Saved data entries:
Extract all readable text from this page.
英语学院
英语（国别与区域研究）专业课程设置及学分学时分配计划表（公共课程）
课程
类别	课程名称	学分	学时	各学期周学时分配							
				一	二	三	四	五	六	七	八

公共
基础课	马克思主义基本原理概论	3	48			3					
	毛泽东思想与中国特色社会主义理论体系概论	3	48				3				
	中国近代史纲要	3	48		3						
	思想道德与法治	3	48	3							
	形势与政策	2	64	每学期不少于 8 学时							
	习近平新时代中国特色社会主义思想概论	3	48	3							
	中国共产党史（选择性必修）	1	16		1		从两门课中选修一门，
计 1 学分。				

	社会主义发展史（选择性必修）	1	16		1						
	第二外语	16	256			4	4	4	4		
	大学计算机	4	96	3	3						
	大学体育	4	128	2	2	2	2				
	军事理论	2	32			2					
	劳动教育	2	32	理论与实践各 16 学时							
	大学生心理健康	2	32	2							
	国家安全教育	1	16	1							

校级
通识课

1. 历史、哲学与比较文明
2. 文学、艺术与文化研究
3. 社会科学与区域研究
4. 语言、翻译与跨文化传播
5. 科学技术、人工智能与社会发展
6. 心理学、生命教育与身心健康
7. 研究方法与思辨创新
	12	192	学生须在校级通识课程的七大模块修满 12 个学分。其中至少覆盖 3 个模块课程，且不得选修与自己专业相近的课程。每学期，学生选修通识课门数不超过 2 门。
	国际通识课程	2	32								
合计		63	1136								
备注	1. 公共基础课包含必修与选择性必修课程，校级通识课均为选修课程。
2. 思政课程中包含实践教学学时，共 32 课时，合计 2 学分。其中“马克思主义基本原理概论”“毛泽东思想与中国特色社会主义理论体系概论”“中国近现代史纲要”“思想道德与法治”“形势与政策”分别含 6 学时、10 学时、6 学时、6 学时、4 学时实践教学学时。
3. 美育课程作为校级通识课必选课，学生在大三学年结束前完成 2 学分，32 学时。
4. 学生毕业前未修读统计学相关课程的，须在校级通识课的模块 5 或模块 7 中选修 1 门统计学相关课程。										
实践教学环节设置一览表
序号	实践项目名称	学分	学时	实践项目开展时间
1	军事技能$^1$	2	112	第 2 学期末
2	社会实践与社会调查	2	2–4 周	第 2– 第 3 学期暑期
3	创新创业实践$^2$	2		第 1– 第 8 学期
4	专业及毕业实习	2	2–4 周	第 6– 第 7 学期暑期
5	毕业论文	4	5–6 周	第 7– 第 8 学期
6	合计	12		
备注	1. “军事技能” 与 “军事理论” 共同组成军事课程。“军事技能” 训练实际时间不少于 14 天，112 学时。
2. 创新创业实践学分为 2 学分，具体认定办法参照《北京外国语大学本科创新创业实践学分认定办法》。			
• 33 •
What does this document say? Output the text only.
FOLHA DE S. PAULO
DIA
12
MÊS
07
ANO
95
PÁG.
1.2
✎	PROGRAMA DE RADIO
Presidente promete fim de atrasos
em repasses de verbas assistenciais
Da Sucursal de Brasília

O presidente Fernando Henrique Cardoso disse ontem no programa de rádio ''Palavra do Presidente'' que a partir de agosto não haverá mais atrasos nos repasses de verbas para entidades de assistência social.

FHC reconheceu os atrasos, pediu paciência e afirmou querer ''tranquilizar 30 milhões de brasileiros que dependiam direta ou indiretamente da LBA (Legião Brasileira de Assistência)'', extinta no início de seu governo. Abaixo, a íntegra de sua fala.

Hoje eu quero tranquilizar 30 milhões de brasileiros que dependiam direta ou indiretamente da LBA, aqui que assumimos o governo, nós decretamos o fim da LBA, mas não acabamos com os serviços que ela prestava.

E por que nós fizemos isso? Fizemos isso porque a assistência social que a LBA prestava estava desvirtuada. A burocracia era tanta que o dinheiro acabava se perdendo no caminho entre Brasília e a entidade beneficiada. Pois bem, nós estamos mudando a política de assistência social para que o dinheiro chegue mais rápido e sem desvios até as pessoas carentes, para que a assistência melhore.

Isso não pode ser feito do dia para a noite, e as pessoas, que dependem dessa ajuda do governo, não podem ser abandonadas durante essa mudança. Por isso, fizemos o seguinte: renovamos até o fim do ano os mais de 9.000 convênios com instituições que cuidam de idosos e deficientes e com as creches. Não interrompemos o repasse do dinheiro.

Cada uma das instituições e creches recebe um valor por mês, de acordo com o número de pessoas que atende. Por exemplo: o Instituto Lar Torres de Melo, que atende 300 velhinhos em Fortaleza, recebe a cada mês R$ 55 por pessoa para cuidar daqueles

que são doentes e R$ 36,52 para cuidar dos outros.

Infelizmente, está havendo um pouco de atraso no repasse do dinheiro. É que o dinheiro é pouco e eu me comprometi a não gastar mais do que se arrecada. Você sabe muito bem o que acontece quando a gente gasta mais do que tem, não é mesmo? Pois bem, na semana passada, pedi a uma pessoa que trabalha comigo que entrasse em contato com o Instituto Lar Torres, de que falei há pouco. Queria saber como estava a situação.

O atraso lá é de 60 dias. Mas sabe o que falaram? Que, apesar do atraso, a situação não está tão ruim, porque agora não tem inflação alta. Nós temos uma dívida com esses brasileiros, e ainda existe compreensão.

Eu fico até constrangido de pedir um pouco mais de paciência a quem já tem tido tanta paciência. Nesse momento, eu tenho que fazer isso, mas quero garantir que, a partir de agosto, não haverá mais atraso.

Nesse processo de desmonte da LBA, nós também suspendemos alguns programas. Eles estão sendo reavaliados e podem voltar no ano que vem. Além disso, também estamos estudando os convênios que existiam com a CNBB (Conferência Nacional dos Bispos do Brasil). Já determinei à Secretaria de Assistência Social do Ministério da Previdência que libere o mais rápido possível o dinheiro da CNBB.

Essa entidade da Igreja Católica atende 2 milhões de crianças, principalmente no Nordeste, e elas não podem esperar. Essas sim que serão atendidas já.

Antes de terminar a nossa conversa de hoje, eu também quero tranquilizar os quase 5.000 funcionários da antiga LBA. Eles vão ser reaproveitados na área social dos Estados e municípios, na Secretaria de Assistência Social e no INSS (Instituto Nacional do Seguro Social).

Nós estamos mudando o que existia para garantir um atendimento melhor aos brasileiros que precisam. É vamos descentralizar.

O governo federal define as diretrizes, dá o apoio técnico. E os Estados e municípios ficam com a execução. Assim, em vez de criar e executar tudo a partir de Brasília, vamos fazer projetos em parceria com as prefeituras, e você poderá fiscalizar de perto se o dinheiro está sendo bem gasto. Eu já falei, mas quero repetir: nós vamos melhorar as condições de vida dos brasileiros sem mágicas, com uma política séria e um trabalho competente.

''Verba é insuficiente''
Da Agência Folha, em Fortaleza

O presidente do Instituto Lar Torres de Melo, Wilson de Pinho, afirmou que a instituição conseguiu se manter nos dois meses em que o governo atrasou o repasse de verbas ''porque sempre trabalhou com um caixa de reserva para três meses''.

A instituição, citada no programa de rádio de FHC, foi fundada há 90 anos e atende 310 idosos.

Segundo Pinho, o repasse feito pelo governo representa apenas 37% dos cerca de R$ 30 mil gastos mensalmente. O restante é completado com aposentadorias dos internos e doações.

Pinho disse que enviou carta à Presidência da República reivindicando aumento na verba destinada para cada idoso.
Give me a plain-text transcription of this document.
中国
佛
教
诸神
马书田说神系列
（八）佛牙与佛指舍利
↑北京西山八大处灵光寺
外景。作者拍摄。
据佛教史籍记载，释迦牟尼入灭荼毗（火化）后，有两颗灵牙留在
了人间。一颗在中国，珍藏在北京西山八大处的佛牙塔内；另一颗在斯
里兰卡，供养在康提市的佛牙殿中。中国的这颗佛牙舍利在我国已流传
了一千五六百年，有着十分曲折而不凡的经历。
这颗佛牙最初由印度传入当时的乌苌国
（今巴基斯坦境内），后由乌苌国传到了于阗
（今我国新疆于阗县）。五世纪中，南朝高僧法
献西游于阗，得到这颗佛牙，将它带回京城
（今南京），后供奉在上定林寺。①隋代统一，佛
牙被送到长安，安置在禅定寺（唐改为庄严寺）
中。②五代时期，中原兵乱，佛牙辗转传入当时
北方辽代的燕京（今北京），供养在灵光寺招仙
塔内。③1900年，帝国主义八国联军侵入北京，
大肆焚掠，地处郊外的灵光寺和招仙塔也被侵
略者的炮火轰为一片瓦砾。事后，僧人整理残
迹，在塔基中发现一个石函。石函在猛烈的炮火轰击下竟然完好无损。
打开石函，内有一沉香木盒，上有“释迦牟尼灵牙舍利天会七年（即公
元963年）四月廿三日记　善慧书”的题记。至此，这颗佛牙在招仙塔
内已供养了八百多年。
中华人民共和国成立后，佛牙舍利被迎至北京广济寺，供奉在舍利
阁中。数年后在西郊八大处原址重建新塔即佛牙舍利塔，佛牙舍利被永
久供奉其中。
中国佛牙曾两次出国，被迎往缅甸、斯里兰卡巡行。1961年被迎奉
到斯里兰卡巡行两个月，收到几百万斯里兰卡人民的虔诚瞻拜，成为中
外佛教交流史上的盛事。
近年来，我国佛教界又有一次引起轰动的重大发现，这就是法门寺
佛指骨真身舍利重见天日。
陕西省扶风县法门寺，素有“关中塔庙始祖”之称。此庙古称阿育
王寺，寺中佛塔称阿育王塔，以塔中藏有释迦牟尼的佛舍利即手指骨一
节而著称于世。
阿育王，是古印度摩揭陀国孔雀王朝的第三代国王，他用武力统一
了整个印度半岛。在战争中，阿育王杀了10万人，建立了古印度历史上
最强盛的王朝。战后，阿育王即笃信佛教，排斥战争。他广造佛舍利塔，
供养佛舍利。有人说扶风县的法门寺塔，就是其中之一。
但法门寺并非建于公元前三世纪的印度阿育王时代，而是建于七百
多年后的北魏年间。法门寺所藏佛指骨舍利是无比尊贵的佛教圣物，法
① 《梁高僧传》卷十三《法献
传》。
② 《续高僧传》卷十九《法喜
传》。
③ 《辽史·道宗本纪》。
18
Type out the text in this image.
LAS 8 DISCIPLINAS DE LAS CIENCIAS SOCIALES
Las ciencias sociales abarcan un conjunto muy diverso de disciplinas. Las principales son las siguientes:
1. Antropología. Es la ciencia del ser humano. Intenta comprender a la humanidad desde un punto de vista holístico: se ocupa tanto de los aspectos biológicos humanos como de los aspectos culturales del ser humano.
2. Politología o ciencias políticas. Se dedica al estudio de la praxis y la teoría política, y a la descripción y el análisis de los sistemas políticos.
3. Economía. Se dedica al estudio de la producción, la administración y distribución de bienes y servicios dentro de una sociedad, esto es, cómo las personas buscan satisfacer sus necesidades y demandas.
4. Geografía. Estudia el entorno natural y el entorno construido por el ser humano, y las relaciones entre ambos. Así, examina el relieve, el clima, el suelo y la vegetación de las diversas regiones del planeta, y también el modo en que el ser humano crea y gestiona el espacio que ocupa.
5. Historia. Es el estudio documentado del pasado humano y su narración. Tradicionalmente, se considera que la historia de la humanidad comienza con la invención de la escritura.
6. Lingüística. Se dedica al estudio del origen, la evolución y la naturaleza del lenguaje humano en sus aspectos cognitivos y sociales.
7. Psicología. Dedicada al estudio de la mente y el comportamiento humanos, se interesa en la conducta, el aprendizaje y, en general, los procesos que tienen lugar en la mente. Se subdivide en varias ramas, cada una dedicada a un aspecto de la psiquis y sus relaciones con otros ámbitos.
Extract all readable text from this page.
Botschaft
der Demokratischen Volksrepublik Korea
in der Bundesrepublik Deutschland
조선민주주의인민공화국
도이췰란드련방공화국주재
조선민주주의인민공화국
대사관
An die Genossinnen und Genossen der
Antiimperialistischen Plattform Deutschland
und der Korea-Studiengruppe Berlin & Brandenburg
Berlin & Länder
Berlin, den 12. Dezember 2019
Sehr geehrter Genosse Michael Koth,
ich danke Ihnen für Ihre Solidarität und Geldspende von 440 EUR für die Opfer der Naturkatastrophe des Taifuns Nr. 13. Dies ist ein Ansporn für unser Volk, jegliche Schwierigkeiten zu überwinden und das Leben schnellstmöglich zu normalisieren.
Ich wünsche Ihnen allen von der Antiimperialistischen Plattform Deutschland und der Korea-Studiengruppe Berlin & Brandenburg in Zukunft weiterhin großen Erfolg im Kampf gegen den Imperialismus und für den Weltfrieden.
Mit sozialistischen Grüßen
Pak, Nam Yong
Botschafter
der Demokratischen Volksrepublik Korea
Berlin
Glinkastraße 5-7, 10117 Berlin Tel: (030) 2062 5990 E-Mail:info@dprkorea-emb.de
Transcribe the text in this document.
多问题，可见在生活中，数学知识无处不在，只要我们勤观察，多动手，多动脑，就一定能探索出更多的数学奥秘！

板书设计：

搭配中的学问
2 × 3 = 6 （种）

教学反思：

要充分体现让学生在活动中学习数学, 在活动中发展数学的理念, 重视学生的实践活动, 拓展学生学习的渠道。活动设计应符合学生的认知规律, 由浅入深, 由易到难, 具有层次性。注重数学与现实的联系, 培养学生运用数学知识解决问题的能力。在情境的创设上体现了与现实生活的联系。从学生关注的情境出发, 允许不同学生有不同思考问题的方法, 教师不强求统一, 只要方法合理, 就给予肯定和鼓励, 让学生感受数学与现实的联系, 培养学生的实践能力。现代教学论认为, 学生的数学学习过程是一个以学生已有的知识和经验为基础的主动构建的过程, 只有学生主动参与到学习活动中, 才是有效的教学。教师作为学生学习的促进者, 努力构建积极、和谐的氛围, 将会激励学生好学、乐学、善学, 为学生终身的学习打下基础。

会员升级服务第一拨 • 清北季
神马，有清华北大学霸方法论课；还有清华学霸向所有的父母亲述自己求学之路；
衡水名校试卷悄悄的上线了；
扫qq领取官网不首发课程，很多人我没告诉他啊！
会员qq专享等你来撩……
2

▶ [Task goal]:
Return every line from the records above that holds the word "tranquilizar".

▶ [Task answer]:
FHC reconheceu os atrasos, pediu paciência e afirmou querer ''tranquilizar 30 milhões de brasileiros que dependiam direta ou indiretamente da LBA (Legião Brasileira de Assistência)'', extinta no início de seu governo. Abaixo, a íntegra de sua fala.
Hoje eu quero tranquilizar 30 milhões de brasileiros que dependiam direta ou indiretamente da LBA, aqui que assumimos o governo, nós decretamos o fim da LBA, mas não acabamos com os serviços que ela prestava.
Antes de terminar a nossa conversa de hoje, eu também quero tranquilizar os quase 5.000 funcionários da antiga LBA. Eles vão ser reaproveitados na área social dos Estados e municípios, na Secretaria de Assistência Social e no INSS (Instituto Nacional do Seguro Social).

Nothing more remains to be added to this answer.